_Written request:_ Only lines with the word "girl" are needed; collect each of them from the listing below.

--- START OF Recorded data ---

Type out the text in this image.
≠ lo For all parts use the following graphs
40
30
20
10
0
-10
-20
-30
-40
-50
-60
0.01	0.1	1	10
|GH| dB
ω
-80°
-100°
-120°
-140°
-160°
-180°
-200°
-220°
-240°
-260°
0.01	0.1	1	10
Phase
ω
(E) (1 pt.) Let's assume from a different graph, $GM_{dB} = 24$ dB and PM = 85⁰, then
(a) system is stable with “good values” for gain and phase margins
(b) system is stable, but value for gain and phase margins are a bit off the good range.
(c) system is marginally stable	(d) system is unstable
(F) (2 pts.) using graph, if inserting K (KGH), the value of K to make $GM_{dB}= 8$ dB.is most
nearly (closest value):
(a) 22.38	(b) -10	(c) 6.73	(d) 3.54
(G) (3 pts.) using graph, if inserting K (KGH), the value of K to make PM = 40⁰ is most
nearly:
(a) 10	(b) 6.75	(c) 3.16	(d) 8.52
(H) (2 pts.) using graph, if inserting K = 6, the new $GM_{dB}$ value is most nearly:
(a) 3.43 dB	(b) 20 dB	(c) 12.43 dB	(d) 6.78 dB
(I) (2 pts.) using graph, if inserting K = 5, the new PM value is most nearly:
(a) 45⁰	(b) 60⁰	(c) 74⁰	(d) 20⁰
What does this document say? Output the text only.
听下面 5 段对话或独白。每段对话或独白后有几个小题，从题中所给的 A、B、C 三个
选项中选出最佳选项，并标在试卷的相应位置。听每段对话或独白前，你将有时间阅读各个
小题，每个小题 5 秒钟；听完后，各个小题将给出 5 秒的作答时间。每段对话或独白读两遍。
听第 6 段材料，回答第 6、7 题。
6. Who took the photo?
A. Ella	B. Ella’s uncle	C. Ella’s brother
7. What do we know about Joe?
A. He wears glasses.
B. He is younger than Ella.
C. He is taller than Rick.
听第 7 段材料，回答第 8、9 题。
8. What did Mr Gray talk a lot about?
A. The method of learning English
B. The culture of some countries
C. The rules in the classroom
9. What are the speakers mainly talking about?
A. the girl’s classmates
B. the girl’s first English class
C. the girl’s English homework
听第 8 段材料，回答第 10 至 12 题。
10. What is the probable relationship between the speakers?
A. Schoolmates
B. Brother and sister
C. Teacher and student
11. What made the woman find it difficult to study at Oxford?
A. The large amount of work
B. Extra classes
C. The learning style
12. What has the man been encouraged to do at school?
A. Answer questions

--- END OF Recorded data ---

_Correct answer:_
A. the girl’s classmates
B. the girl’s first English class
C. the girl’s English homework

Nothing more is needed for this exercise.